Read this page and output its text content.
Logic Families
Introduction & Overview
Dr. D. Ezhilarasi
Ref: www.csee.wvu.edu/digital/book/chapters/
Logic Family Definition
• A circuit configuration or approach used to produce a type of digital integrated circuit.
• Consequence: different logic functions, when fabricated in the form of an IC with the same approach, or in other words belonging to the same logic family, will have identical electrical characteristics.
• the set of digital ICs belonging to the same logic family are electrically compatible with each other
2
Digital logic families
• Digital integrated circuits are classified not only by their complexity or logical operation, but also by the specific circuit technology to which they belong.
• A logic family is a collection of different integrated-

## WORK INSTRUCTIONS
Check each line of the records for the word "belonging" and extract those that contain it.

## SOLUTION
• Consequence: different logic functions, when fabricated in the form of an IC with the same approach, or in other words belonging to the same logic family, will have identical electrical characteristics.
• the set of digital ICs belonging to the same logic family are electrically compatible with each other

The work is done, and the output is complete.